====== WORKING DATA
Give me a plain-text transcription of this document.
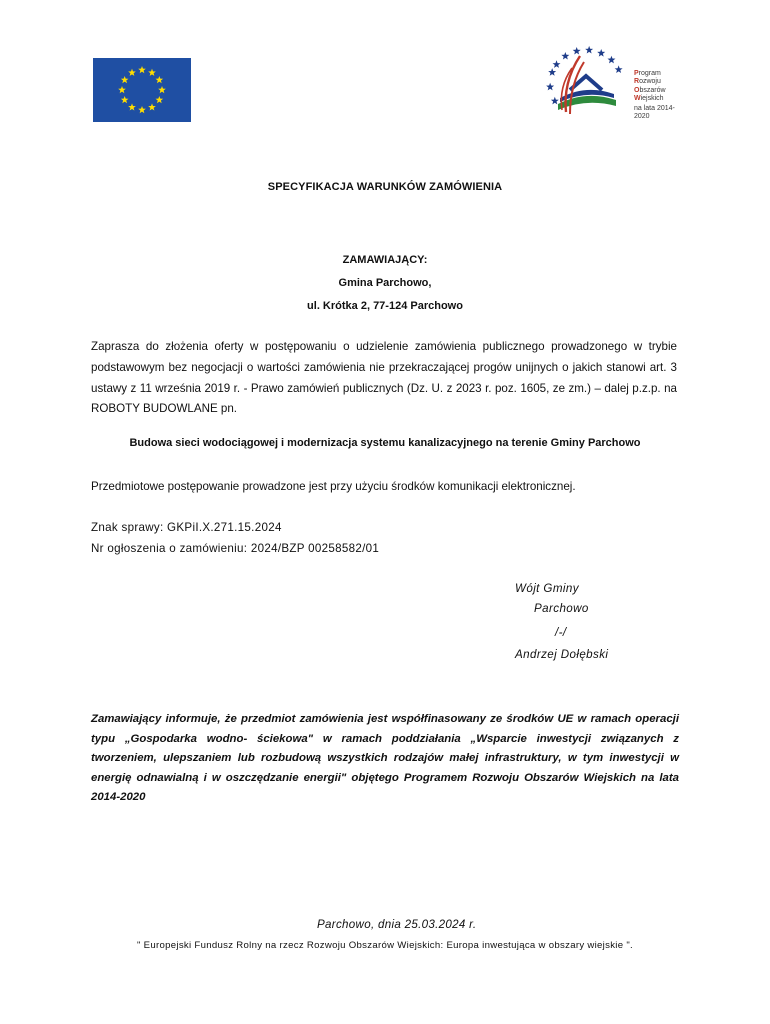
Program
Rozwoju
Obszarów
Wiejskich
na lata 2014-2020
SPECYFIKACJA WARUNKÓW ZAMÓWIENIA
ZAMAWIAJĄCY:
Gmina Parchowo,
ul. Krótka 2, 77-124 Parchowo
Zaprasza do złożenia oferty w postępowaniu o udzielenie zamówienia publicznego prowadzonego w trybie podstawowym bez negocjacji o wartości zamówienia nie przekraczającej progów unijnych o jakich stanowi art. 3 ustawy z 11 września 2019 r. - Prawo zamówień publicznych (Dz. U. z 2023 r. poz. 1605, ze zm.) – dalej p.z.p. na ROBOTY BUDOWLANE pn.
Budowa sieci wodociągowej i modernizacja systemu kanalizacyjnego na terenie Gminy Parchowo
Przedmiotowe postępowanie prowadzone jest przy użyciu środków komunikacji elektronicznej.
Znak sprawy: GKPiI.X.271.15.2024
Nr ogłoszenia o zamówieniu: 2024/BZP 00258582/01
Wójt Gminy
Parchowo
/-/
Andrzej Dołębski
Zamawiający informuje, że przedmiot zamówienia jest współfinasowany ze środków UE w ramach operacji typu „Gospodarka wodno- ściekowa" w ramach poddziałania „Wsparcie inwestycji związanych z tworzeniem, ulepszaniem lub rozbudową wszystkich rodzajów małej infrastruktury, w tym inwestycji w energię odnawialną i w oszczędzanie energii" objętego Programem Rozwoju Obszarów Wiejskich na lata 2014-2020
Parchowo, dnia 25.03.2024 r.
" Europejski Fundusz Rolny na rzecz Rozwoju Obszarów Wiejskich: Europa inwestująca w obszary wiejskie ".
============
Transcribe each line above verbatim, with the pictures left out.

Give me a plain-text transcription of this document.
Program
Rozwoju
Obszarów
Wiejskich
na lata 2014-2020
SPECYFIKACJA WARUNKÓW ZAMÓWIENIA
ZAMAWIAJĄCY:
Gmina Parchowo,
ul. Krótka 2, 77-124 Parchowo
Zaprasza do złożenia oferty w postępowaniu o udzielenie zamówienia publicznego prowadzonego w trybie podstawowym bez negocjacji o wartości zamówienia nie przekraczającej progów unijnych o jakich stanowi art. 3 ustawy z 11 września 2019 r. - Prawo zamówień publicznych (Dz. U. z 2023 r. poz. 1605, ze zm.) – dalej p.z.p. na ROBOTY BUDOWLANE pn.
Budowa sieci wodociągowej i modernizacja systemu kanalizacyjnego na terenie Gminy Parchowo
Przedmiotowe postępowanie prowadzone jest przy użyciu środków komunikacji elektronicznej.
Znak sprawy: GKPiI.X.271.15.2024
Nr ogłoszenia o zamówieniu: 2024/BZP 00258582/01
Wójt Gminy
Parchowo
/-/
Andrzej Dołębski
Zamawiający informuje, że przedmiot zamówienia jest współfinasowany ze środków UE w ramach operacji typu „Gospodarka wodno- ściekowa" w ramach poddziałania „Wsparcie inwestycji związanych z tworzeniem, ulepszaniem lub rozbudową wszystkich rodzajów małej infrastruktury, w tym inwestycji w energię odnawialną i w oszczędzanie energii" objętego Programem Rozwoju Obszarów Wiejskich na lata 2014-2020
Parchowo, dnia 25.03.2024 r.
" Europejski Fundusz Rolny na rzecz Rozwoju Obszarów Wiejskich: Europa inwestująca w obszary wiejskie ".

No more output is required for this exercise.